Task statement :: Find every line with the word "this". Copy those lines.

[Rows from a dataset]
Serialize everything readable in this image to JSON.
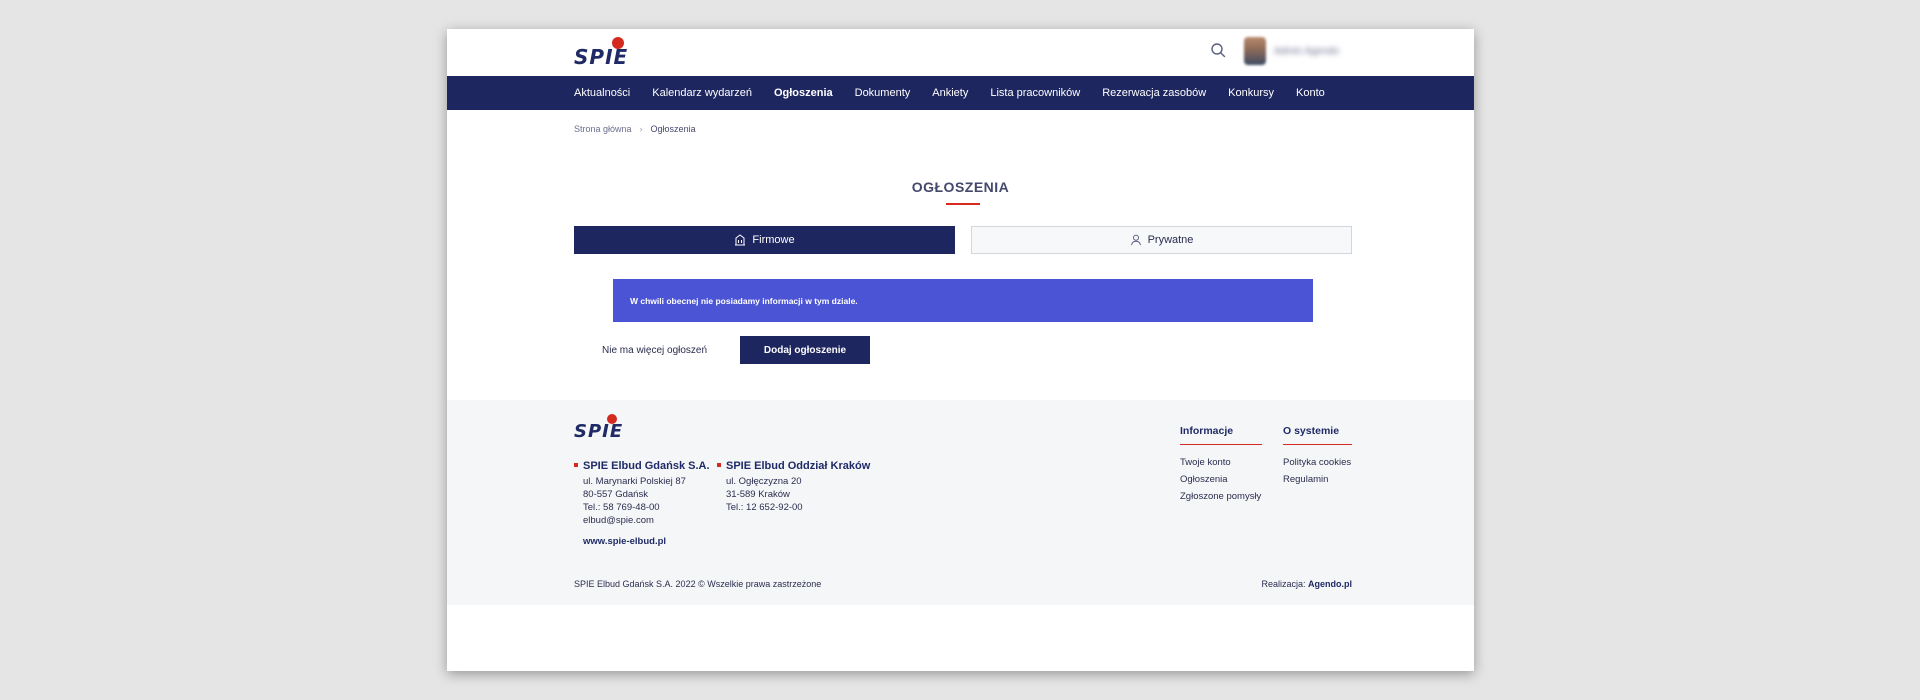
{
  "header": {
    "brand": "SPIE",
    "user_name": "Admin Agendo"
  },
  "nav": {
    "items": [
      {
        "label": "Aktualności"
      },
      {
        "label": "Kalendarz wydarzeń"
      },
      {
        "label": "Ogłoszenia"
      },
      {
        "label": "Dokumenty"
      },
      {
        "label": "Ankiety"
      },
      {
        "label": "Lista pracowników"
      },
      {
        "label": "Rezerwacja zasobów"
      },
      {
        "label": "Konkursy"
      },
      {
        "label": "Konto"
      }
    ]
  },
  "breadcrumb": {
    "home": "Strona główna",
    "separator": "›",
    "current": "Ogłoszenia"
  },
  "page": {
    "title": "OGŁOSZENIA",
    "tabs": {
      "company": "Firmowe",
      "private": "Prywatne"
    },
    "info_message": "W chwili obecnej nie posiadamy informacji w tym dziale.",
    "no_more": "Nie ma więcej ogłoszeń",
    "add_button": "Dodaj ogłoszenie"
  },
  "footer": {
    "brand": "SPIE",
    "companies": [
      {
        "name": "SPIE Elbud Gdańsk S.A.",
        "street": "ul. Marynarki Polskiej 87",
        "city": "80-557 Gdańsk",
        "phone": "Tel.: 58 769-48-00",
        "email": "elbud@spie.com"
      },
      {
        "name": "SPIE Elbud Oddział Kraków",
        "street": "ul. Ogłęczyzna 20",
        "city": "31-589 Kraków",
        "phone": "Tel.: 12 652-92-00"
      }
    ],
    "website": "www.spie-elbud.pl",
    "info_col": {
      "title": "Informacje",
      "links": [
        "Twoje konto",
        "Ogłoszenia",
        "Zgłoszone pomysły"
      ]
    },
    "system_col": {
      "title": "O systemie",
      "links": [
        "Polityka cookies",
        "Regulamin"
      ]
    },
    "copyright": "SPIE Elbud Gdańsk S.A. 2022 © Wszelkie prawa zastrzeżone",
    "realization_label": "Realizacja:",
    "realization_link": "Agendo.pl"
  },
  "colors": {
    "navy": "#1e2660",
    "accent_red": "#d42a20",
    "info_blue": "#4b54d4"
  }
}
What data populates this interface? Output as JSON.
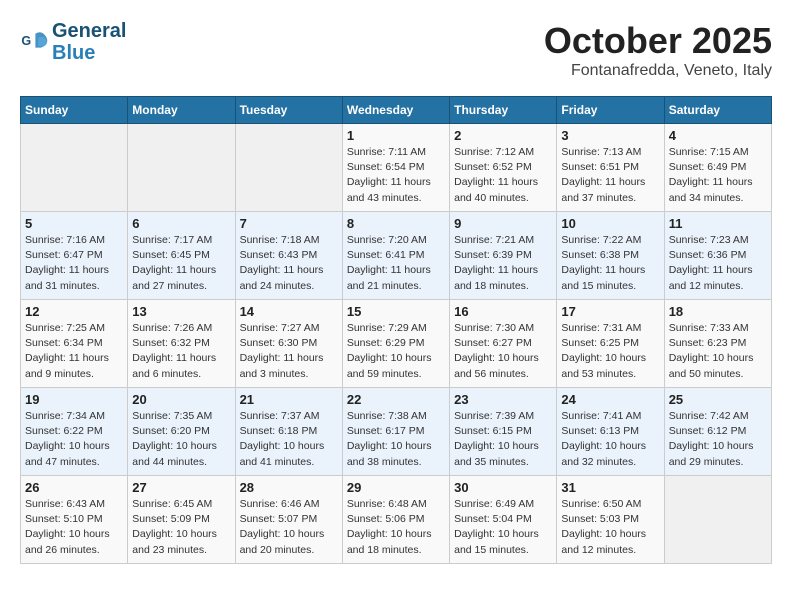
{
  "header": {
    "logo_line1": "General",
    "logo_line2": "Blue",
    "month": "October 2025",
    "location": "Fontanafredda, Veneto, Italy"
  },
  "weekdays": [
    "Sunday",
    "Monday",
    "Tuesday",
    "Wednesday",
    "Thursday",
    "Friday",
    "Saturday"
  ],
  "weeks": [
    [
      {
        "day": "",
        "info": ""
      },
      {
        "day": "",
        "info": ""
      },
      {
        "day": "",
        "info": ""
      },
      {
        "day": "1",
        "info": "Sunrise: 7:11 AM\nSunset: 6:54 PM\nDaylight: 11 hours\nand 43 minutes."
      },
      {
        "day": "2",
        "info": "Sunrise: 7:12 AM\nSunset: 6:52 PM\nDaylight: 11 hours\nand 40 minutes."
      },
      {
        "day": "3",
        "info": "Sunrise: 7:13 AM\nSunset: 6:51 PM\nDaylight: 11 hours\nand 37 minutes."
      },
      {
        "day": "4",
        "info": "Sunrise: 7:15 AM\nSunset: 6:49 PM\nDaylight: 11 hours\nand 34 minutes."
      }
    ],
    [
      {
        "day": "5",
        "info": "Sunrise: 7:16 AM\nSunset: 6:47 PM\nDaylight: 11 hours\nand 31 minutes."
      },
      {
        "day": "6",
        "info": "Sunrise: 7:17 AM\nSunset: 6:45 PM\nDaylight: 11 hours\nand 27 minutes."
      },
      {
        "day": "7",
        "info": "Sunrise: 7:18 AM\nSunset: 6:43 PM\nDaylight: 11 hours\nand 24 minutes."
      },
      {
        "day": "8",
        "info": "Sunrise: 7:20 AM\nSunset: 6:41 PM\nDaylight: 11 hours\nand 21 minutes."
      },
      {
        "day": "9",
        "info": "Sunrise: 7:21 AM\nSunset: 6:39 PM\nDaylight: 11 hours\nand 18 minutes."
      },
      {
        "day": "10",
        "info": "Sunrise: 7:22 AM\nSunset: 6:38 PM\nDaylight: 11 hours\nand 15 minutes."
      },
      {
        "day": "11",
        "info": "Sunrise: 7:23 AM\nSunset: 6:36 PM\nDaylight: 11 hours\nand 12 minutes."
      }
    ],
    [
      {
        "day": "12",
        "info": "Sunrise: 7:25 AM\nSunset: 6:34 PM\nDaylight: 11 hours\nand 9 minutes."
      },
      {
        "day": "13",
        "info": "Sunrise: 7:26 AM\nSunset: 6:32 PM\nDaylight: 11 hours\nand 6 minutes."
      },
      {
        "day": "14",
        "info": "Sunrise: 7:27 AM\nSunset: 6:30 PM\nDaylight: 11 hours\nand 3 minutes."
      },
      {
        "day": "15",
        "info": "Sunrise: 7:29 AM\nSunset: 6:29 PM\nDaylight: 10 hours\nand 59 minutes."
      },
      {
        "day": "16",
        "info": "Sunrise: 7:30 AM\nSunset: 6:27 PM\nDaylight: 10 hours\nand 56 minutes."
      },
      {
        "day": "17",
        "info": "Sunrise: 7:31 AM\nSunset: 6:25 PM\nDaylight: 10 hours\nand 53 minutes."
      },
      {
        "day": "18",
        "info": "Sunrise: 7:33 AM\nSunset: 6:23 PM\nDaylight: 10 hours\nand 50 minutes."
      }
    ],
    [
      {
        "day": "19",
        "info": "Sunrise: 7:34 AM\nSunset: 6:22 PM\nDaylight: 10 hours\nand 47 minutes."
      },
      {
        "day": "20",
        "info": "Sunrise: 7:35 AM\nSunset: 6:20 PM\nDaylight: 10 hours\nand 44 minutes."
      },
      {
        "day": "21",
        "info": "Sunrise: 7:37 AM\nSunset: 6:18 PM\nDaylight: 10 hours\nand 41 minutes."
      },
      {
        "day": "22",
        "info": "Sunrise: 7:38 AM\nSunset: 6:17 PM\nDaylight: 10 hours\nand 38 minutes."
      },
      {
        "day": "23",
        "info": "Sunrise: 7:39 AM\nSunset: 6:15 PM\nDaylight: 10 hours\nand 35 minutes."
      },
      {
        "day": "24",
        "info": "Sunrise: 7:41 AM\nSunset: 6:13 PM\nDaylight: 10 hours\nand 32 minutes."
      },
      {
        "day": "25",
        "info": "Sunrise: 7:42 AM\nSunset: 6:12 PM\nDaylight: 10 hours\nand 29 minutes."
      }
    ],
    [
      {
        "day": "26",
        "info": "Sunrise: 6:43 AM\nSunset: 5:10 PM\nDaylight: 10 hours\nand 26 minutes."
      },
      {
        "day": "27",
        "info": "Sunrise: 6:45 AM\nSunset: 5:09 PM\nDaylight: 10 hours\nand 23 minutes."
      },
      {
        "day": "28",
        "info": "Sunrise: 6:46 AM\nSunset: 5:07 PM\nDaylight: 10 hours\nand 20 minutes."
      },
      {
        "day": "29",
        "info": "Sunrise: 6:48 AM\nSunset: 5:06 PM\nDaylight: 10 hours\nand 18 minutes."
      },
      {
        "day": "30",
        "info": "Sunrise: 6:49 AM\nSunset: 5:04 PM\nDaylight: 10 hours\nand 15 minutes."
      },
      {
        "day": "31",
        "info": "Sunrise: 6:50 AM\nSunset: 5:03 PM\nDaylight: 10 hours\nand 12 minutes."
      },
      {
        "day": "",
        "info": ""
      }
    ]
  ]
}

Written response ::
Serialize everything readable in this image to JSON.
What data populates this interface? Output as JSON.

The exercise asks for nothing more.